# Document excerpt
Ann N Y Acad Sci. Author manuscript; available in PMC 2010 September 3.
Published in final edited form as:
PMCID: PMC2933141
NIHMSID: NIHMS227263

Conference Summary and Conclusions

A Comprehensive Approach to Predicting and Managing Mood Effects of Glucocorticoids

Abstract

The discovery of glucocorticoids and their enormous therapeutic benefits led to the use of these compounds as valuable medications for a wide variety of diseases. In 1950 this effort was ushered in by a landmark event—the awarding of the 1950 Nobel Prize in Physiology and Medicine to Drs. Phillip Hench, Edward Kendall, and Tadeus Reichstein. It was Hench who described and researched the successful use of the glucocorticoid, cortisone, and pituitary adrenocorticotrophic hormones to treat rheumatoid arthritis. Significant scientific discovery preceded Hench and colleagues’ efforts, but the revolutionary accumulation of discovery in glucocorticoids since then is one of the unique scientific stories in the history of medicine. The scientific conference upon which this volume is based represents an attempt to convene a state-of-the-science meeting on the current understanding and scientific status of this fascinating, far-reaching, and fast-moving field. This last chapter will summarize the exciting presentations of this 2-day conference.

Keywords: glucocorticoids, mood, stress, suicidal ideation

Glucocorticoids are widely used orally, by inhalation, cutaneously, and by injection for treatment of a range of conditions—mostly inflammatory, but also some, such as back pain, which are not clearly solely of inflammatory origin. The majority of patients who are prescribed oral or inhalational glucocorticoids receive these drugs for pulmonary disease, such as bronchial asthma, or for rheumatic conditions.1 Glucocorticoid use increases dramatically with age, as such conditions become more prevalent. It has been estimated that the prevalence of oral or inhalational glucocorticoid use in the United States is 0.9% of the general population in persons under 60, and double that for the population aged 60 or older (1.7%).2 In the United Kingdom it is estimated that 0.5–1% of the general population are prescribed oral glucocorticoids.3,4 This figure rises at least two times (2.5%) in older age groups (70–79 years old). Thus, over 3 million persons receive oral glucocorticoids in the United States, and over 44 million prescriptions are written annually.5 With such large prevalence of use, it is of paramount importance for physicians and patients to be aware of the potential side effects of these potent and effective anti-inflammatory agents.

# Tasks to perform
**a)** List every route of administration for glucocorticoids named in the glucocorticoid excerpt.
**b)** According to the glucocorticoid excerpt, how many glucocorticoid prescriptions are written annually in the United States?
**c)** Why does the glucocorticoid excerpt say physicians and patients must be aware of the potential side effects of these drugs?

# Data provided
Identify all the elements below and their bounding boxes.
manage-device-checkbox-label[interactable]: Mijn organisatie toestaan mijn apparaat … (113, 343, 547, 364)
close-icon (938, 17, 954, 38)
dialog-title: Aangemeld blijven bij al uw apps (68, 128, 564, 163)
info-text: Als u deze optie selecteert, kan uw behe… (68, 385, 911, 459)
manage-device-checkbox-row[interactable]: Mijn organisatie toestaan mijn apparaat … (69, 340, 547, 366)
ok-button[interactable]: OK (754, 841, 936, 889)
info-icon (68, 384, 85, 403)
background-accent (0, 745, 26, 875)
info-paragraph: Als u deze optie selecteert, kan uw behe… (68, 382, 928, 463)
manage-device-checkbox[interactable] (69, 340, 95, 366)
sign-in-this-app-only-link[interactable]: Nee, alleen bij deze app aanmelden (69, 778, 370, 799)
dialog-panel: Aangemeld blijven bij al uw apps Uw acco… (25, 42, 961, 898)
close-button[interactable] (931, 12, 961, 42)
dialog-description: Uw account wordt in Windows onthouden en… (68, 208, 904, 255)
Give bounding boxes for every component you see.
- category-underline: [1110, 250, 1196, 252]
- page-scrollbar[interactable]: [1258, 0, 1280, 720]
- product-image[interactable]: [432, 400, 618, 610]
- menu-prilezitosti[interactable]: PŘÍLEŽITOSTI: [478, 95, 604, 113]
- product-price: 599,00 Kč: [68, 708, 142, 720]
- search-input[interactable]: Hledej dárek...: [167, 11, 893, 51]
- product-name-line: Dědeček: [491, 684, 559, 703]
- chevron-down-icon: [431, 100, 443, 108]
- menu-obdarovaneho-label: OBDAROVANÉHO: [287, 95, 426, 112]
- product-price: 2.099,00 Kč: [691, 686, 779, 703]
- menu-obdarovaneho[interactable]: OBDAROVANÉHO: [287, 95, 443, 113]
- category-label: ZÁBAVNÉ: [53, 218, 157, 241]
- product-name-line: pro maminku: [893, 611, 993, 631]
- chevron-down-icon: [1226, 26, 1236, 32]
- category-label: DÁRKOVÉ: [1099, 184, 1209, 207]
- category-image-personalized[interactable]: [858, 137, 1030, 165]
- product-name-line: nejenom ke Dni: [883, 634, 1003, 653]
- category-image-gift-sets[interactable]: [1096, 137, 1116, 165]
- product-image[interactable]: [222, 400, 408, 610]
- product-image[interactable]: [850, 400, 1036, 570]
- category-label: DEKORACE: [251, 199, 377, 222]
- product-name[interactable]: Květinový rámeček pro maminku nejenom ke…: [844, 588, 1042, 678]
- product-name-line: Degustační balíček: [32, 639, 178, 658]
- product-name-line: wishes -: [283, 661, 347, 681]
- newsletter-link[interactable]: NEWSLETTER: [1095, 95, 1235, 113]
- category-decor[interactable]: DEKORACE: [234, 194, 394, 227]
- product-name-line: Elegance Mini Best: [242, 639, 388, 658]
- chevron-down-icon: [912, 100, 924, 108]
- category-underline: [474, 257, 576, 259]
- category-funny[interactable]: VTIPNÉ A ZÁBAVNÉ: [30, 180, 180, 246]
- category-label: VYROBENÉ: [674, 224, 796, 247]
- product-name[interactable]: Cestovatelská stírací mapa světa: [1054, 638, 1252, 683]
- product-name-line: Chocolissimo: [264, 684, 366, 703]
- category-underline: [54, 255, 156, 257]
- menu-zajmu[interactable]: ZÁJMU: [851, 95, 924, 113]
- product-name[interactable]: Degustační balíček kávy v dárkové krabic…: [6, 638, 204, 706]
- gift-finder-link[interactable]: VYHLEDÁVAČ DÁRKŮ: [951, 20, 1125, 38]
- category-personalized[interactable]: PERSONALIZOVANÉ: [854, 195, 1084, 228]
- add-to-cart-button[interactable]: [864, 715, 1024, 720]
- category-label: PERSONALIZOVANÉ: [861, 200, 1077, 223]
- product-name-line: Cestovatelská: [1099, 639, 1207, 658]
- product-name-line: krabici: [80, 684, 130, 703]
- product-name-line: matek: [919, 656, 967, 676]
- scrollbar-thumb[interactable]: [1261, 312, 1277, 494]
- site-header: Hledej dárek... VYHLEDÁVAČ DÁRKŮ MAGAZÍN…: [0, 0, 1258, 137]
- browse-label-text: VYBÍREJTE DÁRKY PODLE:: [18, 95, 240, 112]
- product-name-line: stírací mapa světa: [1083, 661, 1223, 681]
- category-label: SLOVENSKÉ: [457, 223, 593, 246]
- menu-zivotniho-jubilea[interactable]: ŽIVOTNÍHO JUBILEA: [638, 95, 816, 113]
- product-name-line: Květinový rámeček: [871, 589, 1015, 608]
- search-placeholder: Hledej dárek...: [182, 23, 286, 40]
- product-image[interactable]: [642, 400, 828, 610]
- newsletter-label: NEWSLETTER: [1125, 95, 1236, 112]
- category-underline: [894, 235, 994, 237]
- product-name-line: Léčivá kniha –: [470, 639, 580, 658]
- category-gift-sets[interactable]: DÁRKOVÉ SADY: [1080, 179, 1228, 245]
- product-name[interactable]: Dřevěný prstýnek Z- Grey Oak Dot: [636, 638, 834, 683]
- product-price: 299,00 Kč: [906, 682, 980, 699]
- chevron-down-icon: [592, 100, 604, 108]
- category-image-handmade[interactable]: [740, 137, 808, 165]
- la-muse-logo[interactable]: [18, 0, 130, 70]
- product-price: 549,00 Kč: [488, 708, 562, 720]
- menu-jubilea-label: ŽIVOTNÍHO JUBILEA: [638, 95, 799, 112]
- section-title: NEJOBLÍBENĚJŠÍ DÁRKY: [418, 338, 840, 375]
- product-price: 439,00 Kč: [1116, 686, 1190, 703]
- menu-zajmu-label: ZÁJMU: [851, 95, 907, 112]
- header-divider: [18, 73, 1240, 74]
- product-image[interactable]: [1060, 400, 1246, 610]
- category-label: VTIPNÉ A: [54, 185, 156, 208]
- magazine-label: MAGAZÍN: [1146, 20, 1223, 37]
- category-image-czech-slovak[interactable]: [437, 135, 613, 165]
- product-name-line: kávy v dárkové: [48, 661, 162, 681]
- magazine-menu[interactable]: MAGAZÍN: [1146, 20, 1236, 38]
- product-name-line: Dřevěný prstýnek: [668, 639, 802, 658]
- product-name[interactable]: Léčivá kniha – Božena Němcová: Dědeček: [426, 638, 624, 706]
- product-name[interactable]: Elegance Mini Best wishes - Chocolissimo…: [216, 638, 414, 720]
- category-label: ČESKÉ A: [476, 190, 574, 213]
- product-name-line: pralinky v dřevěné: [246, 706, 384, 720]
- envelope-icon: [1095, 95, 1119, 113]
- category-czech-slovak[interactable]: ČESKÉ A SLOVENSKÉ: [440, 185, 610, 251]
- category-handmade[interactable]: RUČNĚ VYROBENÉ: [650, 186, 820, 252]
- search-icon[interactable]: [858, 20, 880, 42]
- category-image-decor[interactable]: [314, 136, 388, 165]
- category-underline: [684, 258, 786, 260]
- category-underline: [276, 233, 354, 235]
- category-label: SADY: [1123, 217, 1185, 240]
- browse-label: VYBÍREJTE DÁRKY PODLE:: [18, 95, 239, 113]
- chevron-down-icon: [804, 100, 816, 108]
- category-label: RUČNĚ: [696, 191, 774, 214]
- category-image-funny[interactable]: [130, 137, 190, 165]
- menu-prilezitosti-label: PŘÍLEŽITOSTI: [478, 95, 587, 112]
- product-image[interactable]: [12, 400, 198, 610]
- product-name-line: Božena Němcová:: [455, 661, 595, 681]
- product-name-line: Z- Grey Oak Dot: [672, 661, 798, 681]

# Responses per task
**a)** Orally, by inhalation, cutaneously, and by injection.

**b)** Over 44 million.

**c)** Glucocorticoids are used by a very large number of people. Over 3 million persons in the United States receive them orally, and over 44 million prescriptions are written annually, so awareness of their side effects is of paramount importance.